■ Stated exercise ■
Without the pictures, output the records below word for word.

Rows from a figure dataset
<<<<
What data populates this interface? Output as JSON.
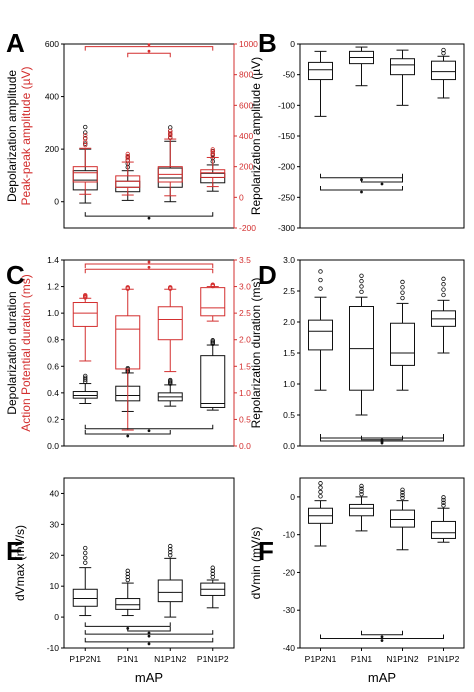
{
  "figure": {
    "xlabel": "mAP",
    "categories": [
      "P1P2N1",
      "P1N1",
      "N1P1N2",
      "P1N1P2"
    ],
    "colors": {
      "black": "#111111",
      "red": "#d32f2f",
      "grid": "#000000"
    }
  },
  "chart_data": [
    {
      "panel": "A",
      "type": "box",
      "ylabel": "Depolarization amplitude",
      "ylim": [
        -100,
        600
      ],
      "yticks": [
        0,
        200,
        400,
        600
      ],
      "y2label": "Peak-peak amplitude (µV)",
      "y2lim": [
        -200,
        1000
      ],
      "y2ticks": [
        -200,
        0,
        200,
        400,
        600,
        800,
        1000
      ],
      "series": [
        {
          "color": "black",
          "boxes": [
            {
              "cat": "P1P2N1",
              "q1": 45,
              "median": 82,
              "q3": 118,
              "whislo": -5,
              "whishi": 200
            },
            {
              "cat": "P1N1",
              "q1": 38,
              "median": 55,
              "q3": 78,
              "whislo": 5,
              "whishi": 118
            },
            {
              "cat": "N1P1N2",
              "q1": 55,
              "median": 90,
              "q3": 128,
              "whislo": 0,
              "whishi": 230
            },
            {
              "cat": "P1N1P2",
              "q1": 72,
              "median": 92,
              "q3": 108,
              "whislo": 40,
              "whishi": 140
            }
          ]
        },
        {
          "color": "red",
          "boxes": [
            {
              "cat": "P1P2N1",
              "q1": 100,
              "median": 160,
              "q3": 200,
              "whislo": 20,
              "whishi": 320
            },
            {
              "cat": "P1N1",
              "q1": 65,
              "median": 105,
              "q3": 140,
              "whislo": 15,
              "whishi": 230
            },
            {
              "cat": "N1P1N2",
              "q1": 100,
              "median": 150,
              "q3": 200,
              "whislo": 10,
              "whishi": 380
            },
            {
              "cat": "P1N1P2",
              "q1": 130,
              "median": 160,
              "q3": 180,
              "whislo": 70,
              "whishi": 260
            }
          ]
        }
      ]
    },
    {
      "panel": "B",
      "type": "box",
      "ylabel": "Repolarization amplitude (µV)",
      "ylim": [
        -300,
        0
      ],
      "yticks": [
        0,
        -50,
        -100,
        -150,
        -200,
        -250,
        -300
      ],
      "series": [
        {
          "color": "black",
          "boxes": [
            {
              "cat": "P1P2N1",
              "q1": -58,
              "median": -42,
              "q3": -30,
              "whislo": -118,
              "whishi": -12
            },
            {
              "cat": "P1N1",
              "q1": -32,
              "median": -22,
              "q3": -12,
              "whislo": -68,
              "whishi": -5
            },
            {
              "cat": "N1P1N2",
              "q1": -50,
              "median": -34,
              "q3": -24,
              "whislo": -100,
              "whishi": -10
            },
            {
              "cat": "P1N1P2",
              "q1": -58,
              "median": -45,
              "q3": -28,
              "whislo": -88,
              "whishi": -20
            }
          ]
        }
      ]
    },
    {
      "panel": "C",
      "type": "box",
      "ylabel": "Depolarization duration",
      "ylim": [
        0.0,
        1.4
      ],
      "yticks": [
        0.0,
        0.2,
        0.4,
        0.6,
        0.8,
        1.0,
        1.2,
        1.4
      ],
      "y2label": "Action Potential duration (ms)",
      "y2lim": [
        0.0,
        3.5
      ],
      "y2ticks": [
        0.0,
        0.5,
        1.0,
        1.5,
        2.0,
        2.5,
        3.0,
        3.5
      ],
      "series": [
        {
          "color": "black",
          "boxes": [
            {
              "cat": "P1P2N1",
              "q1": 0.36,
              "median": 0.38,
              "q3": 0.41,
              "whislo": 0.32,
              "whishi": 0.47
            },
            {
              "cat": "P1N1",
              "q1": 0.34,
              "median": 0.38,
              "q3": 0.45,
              "whislo": 0.26,
              "whishi": 0.55
            },
            {
              "cat": "N1P1N2",
              "q1": 0.34,
              "median": 0.37,
              "q3": 0.4,
              "whislo": 0.3,
              "whishi": 0.46
            },
            {
              "cat": "P1N1P2",
              "q1": 0.29,
              "median": 0.32,
              "q3": 0.68,
              "whislo": 0.27,
              "whishi": 0.76
            }
          ]
        },
        {
          "color": "red",
          "boxes": [
            {
              "cat": "P1P2N1",
              "q1": 2.25,
              "median": 2.5,
              "q3": 2.7,
              "whislo": 1.6,
              "whishi": 2.78
            },
            {
              "cat": "P1N1",
              "q1": 1.45,
              "median": 2.2,
              "q3": 2.45,
              "whislo": 0.3,
              "whishi": 2.95
            },
            {
              "cat": "N1P1N2",
              "q1": 2.0,
              "median": 2.38,
              "q3": 2.62,
              "whislo": 1.4,
              "whishi": 2.95
            },
            {
              "cat": "P1N1P2",
              "q1": 2.45,
              "median": 2.6,
              "q3": 2.98,
              "whislo": 2.35,
              "whishi": 3.0
            }
          ]
        }
      ]
    },
    {
      "panel": "D",
      "type": "box",
      "ylabel": "Repolarization duration (ms)",
      "ylim": [
        0.0,
        3.0
      ],
      "yticks": [
        0.0,
        0.5,
        1.0,
        1.5,
        2.0,
        2.5,
        3.0
      ],
      "series": [
        {
          "color": "black",
          "boxes": [
            {
              "cat": "P1P2N1",
              "q1": 1.55,
              "median": 1.85,
              "q3": 2.03,
              "whislo": 0.9,
              "whishi": 2.4
            },
            {
              "cat": "P1N1",
              "q1": 0.9,
              "median": 1.57,
              "q3": 2.25,
              "whislo": 0.5,
              "whishi": 2.4
            },
            {
              "cat": "N1P1N2",
              "q1": 1.3,
              "median": 1.5,
              "q3": 1.98,
              "whislo": 0.9,
              "whishi": 2.3
            },
            {
              "cat": "P1N1P2",
              "q1": 1.93,
              "median": 2.05,
              "q3": 2.18,
              "whislo": 1.5,
              "whishi": 2.35
            }
          ]
        }
      ]
    },
    {
      "panel": "E",
      "type": "box",
      "ylabel": "dVmax (mV/s)",
      "ylim": [
        -10,
        45
      ],
      "yticks": [
        -10,
        0,
        10,
        20,
        30,
        40
      ],
      "series": [
        {
          "color": "black",
          "boxes": [
            {
              "cat": "P1P2N1",
              "q1": 3.5,
              "median": 6,
              "q3": 9,
              "whislo": 0.5,
              "whishi": 16
            },
            {
              "cat": "P1N1",
              "q1": 2.5,
              "median": 4,
              "q3": 6,
              "whislo": 0.5,
              "whishi": 11
            },
            {
              "cat": "N1P1N2",
              "q1": 5,
              "median": 8,
              "q3": 12,
              "whislo": 0,
              "whishi": 19
            },
            {
              "cat": "P1N1P2",
              "q1": 7,
              "median": 9,
              "q3": 11,
              "whislo": 3,
              "whishi": 12
            }
          ]
        }
      ]
    },
    {
      "panel": "F",
      "type": "box",
      "ylabel": "dVmin (mV/s)",
      "ylim": [
        -40,
        5
      ],
      "yticks": [
        0,
        -10,
        -20,
        -30,
        -40
      ],
      "series": [
        {
          "color": "black",
          "boxes": [
            {
              "cat": "P1P2N1",
              "q1": -7,
              "median": -5,
              "q3": -3,
              "whislo": -13,
              "whishi": -1
            },
            {
              "cat": "P1N1",
              "q1": -5,
              "median": -3,
              "q3": -2,
              "whislo": -9,
              "whishi": 0
            },
            {
              "cat": "N1P1N2",
              "q1": -8,
              "median": -6,
              "q3": -3.5,
              "whislo": -14,
              "whishi": -1
            },
            {
              "cat": "P1N1P2",
              "q1": -11,
              "median": -9.5,
              "q3": -6.5,
              "whislo": -12,
              "whishi": -3
            }
          ]
        }
      ]
    }
  ]
}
>>>>
■ Answer below ■
What data populates this interface? Output as JSON.
{
  "figure": {
    "xlabel": "mAP",
    "categories": [
      "P1P2N1",
      "P1N1",
      "N1P1N2",
      "P1N1P2"
    ],
    "colors": {
      "black": "#111111",
      "red": "#d32f2f",
      "grid": "#000000"
    }
  },
  "chart_data": [
    {
      "panel": "A",
      "type": "box",
      "ylabel": "Depolarization amplitude",
      "ylim": [
        -100,
        600
      ],
      "yticks": [
        0,
        200,
        400,
        600
      ],
      "y2label": "Peak-peak amplitude (µV)",
      "y2lim": [
        -200,
        1000
      ],
      "y2ticks": [
        -200,
        0,
        200,
        400,
        600,
        800,
        1000
      ],
      "series": [
        {
          "color": "black",
          "boxes": [
            {
              "cat": "P1P2N1",
              "q1": 45,
              "median": 82,
              "q3": 118,
              "whislo": -5,
              "whishi": 200
            },
            {
              "cat": "P1N1",
              "q1": 38,
              "median": 55,
              "q3": 78,
              "whislo": 5,
              "whishi": 118
            },
            {
              "cat": "N1P1N2",
              "q1": 55,
              "median": 90,
              "q3": 128,
              "whislo": 0,
              "whishi": 230
            },
            {
              "cat": "P1N1P2",
              "q1": 72,
              "median": 92,
              "q3": 108,
              "whislo": 40,
              "whishi": 140
            }
          ]
        },
        {
          "color": "red",
          "boxes": [
            {
              "cat": "P1P2N1",
              "q1": 100,
              "median": 160,
              "q3": 200,
              "whislo": 20,
              "whishi": 320
            },
            {
              "cat": "P1N1",
              "q1": 65,
              "median": 105,
              "q3": 140,
              "whislo": 15,
              "whishi": 230
            },
            {
              "cat": "N1P1N2",
              "q1": 100,
              "median": 150,
              "q3": 200,
              "whislo": 10,
              "whishi": 380
            },
            {
              "cat": "P1N1P2",
              "q1": 130,
              "median": 160,
              "q3": 180,
              "whislo": 70,
              "whishi": 260
            }
          ]
        }
      ]
    },
    {
      "panel": "B",
      "type": "box",
      "ylabel": "Repolarization amplitude (µV)",
      "ylim": [
        -300,
        0
      ],
      "yticks": [
        0,
        -50,
        -100,
        -150,
        -200,
        -250,
        -300
      ],
      "series": [
        {
          "color": "black",
          "boxes": [
            {
              "cat": "P1P2N1",
              "q1": -58,
              "median": -42,
              "q3": -30,
              "whislo": -118,
              "whishi": -12
            },
            {
              "cat": "P1N1",
              "q1": -32,
              "median": -22,
              "q3": -12,
              "whislo": -68,
              "whishi": -5
            },
            {
              "cat": "N1P1N2",
              "q1": -50,
              "median": -34,
              "q3": -24,
              "whislo": -100,
              "whishi": -10
            },
            {
              "cat": "P1N1P2",
              "q1": -58,
              "median": -45,
              "q3": -28,
              "whislo": -88,
              "whishi": -20
            }
          ]
        }
      ]
    },
    {
      "panel": "C",
      "type": "box",
      "ylabel": "Depolarization duration",
      "ylim": [
        0.0,
        1.4
      ],
      "yticks": [
        0.0,
        0.2,
        0.4,
        0.6,
        0.8,
        1.0,
        1.2,
        1.4
      ],
      "y2label": "Action Potential duration (ms)",
      "y2lim": [
        0.0,
        3.5
      ],
      "y2ticks": [
        0.0,
        0.5,
        1.0,
        1.5,
        2.0,
        2.5,
        3.0,
        3.5
      ],
      "series": [
        {
          "color": "black",
          "boxes": [
            {
              "cat": "P1P2N1",
              "q1": 0.36,
              "median": 0.38,
              "q3": 0.41,
              "whislo": 0.32,
              "whishi": 0.47
            },
            {
              "cat": "P1N1",
              "q1": 0.34,
              "median": 0.38,
              "q3": 0.45,
              "whislo": 0.26,
              "whishi": 0.55
            },
            {
              "cat": "N1P1N2",
              "q1": 0.34,
              "median": 0.37,
              "q3": 0.4,
              "whislo": 0.3,
              "whishi": 0.46
            },
            {
              "cat": "P1N1P2",
              "q1": 0.29,
              "median": 0.32,
              "q3": 0.68,
              "whislo": 0.27,
              "whishi": 0.76
            }
          ]
        },
        {
          "color": "red",
          "boxes": [
            {
              "cat": "P1P2N1",
              "q1": 2.25,
              "median": 2.5,
              "q3": 2.7,
              "whislo": 1.6,
              "whishi": 2.78
            },
            {
              "cat": "P1N1",
              "q1": 1.45,
              "median": 2.2,
              "q3": 2.45,
              "whislo": 0.3,
              "whishi": 2.95
            },
            {
              "cat": "N1P1N2",
              "q1": 2.0,
              "median": 2.38,
              "q3": 2.62,
              "whislo": 1.4,
              "whishi": 2.95
            },
            {
              "cat": "P1N1P2",
              "q1": 2.45,
              "median": 2.6,
              "q3": 2.98,
              "whislo": 2.35,
              "whishi": 3.0
            }
          ]
        }
      ]
    },
    {
      "panel": "D",
      "type": "box",
      "ylabel": "Repolarization duration (ms)",
      "ylim": [
        0.0,
        3.0
      ],
      "yticks": [
        0.0,
        0.5,
        1.0,
        1.5,
        2.0,
        2.5,
        3.0
      ],
      "series": [
        {
          "color": "black",
          "boxes": [
            {
              "cat": "P1P2N1",
              "q1": 1.55,
              "median": 1.85,
              "q3": 2.03,
              "whislo": 0.9,
              "whishi": 2.4
            },
            {
              "cat": "P1N1",
              "q1": 0.9,
              "median": 1.57,
              "q3": 2.25,
              "whislo": 0.5,
              "whishi": 2.4
            },
            {
              "cat": "N1P1N2",
              "q1": 1.3,
              "median": 1.5,
              "q3": 1.98,
              "whislo": 0.9,
              "whishi": 2.3
            },
            {
              "cat": "P1N1P2",
              "q1": 1.93,
              "median": 2.05,
              "q3": 2.18,
              "whislo": 1.5,
              "whishi": 2.35
            }
          ]
        }
      ]
    },
    {
      "panel": "E",
      "type": "box",
      "ylabel": "dVmax (mV/s)",
      "ylim": [
        -10,
        45
      ],
      "yticks": [
        -10,
        0,
        10,
        20,
        30,
        40
      ],
      "series": [
        {
          "color": "black",
          "boxes": [
            {
              "cat": "P1P2N1",
              "q1": 3.5,
              "median": 6,
              "q3": 9,
              "whislo": 0.5,
              "whishi": 16
            },
            {
              "cat": "P1N1",
              "q1": 2.5,
              "median": 4,
              "q3": 6,
              "whislo": 0.5,
              "whishi": 11
            },
            {
              "cat": "N1P1N2",
              "q1": 5,
              "median": 8,
              "q3": 12,
              "whislo": 0,
              "whishi": 19
            },
            {
              "cat": "P1N1P2",
              "q1": 7,
              "median": 9,
              "q3": 11,
              "whislo": 3,
              "whishi": 12
            }
          ]
        }
      ]
    },
    {
      "panel": "F",
      "type": "box",
      "ylabel": "dVmin (mV/s)",
      "ylim": [
        -40,
        5
      ],
      "yticks": [
        0,
        -10,
        -20,
        -30,
        -40
      ],
      "series": [
        {
          "color": "black",
          "boxes": [
            {
              "cat": "P1P2N1",
              "q1": -7,
              "median": -5,
              "q3": -3,
              "whislo": -13,
              "whishi": -1
            },
            {
              "cat": "P1N1",
              "q1": -5,
              "median": -3,
              "q3": -2,
              "whislo": -9,
              "whishi": 0
            },
            {
              "cat": "N1P1N2",
              "q1": -8,
              "median": -6,
              "q3": -3.5,
              "whislo": -14,
              "whishi": -1
            },
            {
              "cat": "P1N1P2",
              "q1": -11,
              "median": -9.5,
              "q3": -6.5,
              "whislo": -12,
              "whishi": -3
            }
          ]
        }
      ]
    }
  ]
}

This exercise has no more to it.